─── TASK INPUT ───
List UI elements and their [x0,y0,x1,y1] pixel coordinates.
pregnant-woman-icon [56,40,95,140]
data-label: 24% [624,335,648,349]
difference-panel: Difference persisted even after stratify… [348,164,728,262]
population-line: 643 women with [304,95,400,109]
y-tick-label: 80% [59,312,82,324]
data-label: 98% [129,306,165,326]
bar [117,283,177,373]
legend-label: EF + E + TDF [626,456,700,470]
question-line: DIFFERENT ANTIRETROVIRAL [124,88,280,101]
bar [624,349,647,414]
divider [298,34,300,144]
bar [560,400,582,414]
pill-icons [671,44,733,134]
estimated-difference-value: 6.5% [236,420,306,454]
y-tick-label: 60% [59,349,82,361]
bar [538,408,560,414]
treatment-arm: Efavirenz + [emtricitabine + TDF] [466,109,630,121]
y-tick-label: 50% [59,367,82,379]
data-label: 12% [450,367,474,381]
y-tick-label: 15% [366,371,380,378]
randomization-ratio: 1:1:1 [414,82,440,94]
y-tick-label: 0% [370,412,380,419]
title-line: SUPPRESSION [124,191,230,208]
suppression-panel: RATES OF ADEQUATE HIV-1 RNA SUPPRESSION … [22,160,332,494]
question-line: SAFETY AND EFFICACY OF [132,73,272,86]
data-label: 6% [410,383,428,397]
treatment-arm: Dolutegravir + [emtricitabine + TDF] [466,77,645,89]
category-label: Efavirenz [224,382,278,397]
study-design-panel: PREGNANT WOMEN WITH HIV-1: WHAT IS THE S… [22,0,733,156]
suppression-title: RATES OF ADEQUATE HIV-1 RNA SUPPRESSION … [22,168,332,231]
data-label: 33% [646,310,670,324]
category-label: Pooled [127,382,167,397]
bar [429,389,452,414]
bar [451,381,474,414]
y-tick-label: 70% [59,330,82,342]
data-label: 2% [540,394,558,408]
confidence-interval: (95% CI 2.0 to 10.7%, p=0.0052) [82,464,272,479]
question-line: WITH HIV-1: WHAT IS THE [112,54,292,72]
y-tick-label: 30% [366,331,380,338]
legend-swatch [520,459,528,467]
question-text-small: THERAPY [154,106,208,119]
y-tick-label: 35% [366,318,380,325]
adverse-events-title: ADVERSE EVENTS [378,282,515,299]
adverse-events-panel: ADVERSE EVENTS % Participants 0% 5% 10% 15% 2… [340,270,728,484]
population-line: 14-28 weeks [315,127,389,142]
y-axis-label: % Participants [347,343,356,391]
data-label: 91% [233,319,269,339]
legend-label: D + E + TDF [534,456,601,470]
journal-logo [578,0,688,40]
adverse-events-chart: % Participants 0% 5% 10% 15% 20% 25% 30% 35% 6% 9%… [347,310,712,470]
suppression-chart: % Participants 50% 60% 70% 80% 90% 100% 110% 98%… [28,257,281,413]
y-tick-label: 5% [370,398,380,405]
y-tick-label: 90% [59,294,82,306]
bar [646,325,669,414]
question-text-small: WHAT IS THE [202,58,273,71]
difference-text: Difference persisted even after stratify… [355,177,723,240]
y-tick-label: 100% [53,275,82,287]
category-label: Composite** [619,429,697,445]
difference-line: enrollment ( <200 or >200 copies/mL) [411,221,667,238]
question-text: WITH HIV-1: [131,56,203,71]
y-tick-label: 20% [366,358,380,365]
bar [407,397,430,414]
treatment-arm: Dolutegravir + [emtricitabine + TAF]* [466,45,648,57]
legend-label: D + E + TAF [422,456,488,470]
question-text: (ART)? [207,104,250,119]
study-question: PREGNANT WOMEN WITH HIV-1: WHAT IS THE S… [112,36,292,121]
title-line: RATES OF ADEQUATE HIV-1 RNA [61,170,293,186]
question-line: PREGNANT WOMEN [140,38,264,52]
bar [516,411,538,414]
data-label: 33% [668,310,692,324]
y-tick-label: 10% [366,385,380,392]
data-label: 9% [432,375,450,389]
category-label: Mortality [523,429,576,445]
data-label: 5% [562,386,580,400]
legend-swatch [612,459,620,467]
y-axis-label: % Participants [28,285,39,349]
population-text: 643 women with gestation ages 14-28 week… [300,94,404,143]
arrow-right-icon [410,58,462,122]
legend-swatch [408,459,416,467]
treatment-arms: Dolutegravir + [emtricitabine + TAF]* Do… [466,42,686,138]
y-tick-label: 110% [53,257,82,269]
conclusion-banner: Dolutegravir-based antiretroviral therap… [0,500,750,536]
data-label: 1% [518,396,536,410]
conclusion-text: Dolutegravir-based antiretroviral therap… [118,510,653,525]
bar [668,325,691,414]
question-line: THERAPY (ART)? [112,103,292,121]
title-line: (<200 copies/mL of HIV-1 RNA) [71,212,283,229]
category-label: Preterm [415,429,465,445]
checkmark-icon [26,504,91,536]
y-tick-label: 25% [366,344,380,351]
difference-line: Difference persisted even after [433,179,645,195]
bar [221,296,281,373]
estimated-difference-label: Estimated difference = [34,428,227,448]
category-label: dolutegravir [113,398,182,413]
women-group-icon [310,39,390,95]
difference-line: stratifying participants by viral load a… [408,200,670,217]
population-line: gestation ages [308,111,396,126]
───
PROBLEM DETAILS –
Display every line of the listing that contains the string "WHAT".

YOUR SOLUTION –
study-design-panel: PREGNANT WOMEN WITH HIV-1: WHAT IS THE S… [22,0,733,156]
question-line: WITH HIV-1: WHAT IS THE [112,54,292,72]
question-text-small: WHAT IS THE [202,58,273,71]
study-question: PREGNANT WOMEN WITH HIV-1: WHAT IS THE S… [112,36,292,121]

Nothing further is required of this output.